(Region boundary data)
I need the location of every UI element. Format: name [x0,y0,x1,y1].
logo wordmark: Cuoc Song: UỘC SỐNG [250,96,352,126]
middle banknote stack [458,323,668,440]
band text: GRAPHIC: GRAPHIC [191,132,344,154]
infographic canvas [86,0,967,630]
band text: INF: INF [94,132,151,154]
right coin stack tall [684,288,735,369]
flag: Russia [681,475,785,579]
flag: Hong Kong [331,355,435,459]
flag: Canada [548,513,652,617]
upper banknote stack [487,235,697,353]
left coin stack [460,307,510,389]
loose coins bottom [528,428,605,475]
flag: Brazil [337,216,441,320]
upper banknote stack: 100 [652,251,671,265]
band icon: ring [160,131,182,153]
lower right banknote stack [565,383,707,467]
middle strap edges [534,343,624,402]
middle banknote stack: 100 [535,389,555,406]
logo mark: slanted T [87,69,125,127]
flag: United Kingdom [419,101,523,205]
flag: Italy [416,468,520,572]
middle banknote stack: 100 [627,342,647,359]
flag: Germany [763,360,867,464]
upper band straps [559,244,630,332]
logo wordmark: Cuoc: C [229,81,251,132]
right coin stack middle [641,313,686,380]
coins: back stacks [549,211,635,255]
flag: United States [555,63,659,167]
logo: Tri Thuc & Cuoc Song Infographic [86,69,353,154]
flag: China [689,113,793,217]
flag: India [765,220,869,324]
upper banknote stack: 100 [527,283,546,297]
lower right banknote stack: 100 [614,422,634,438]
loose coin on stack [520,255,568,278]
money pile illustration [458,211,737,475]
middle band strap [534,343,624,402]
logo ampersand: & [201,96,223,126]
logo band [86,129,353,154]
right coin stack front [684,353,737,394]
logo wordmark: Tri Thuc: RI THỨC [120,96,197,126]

[Written instruction] Reproduce all of the lines above word for word, without changing any of them.

[Answer below]
I need the location of every UI element. Format: name [x0,y0,x1,y1].
logo wordmark: Cuoc Song: UỘC SỐNG [250,96,352,126]
middle banknote stack [458,323,668,440]
band text: GRAPHIC: GRAPHIC [191,132,344,154]
infographic canvas [86,0,967,630]
band text: INF: INF [94,132,151,154]
right coin stack tall [684,288,735,369]
flag: Russia [681,475,785,579]
flag: Hong Kong [331,355,435,459]
flag: Canada [548,513,652,617]
upper banknote stack [487,235,697,353]
left coin stack [460,307,510,389]
loose coins bottom [528,428,605,475]
flag: Brazil [337,216,441,320]
upper banknote stack: 100 [652,251,671,265]
band icon: ring [160,131,182,153]
lower right banknote stack [565,383,707,467]
middle strap edges [534,343,624,402]
middle banknote stack: 100 [535,389,555,406]
logo mark: slanted T [87,69,125,127]
flag: United Kingdom [419,101,523,205]
flag: Italy [416,468,520,572]
middle banknote stack: 100 [627,342,647,359]
flag: Germany [763,360,867,464]
upper band straps [559,244,630,332]
logo wordmark: Cuoc: C [229,81,251,132]
right coin stack middle [641,313,686,380]
coins: back stacks [549,211,635,255]
flag: United States [555,63,659,167]
logo: Tri Thuc & Cuoc Song Infographic [86,69,353,154]
flag: China [689,113,793,217]
flag: India [765,220,869,324]
upper banknote stack: 100 [527,283,546,297]
lower right banknote stack: 100 [614,422,634,438]
loose coin on stack [520,255,568,278]
money pile illustration [458,211,737,475]
middle band strap [534,343,624,402]
logo ampersand: & [201,96,223,126]
logo band [86,129,353,154]
right coin stack front [684,353,737,394]
logo wordmark: Tri Thuc: RI THỨC [120,96,197,126]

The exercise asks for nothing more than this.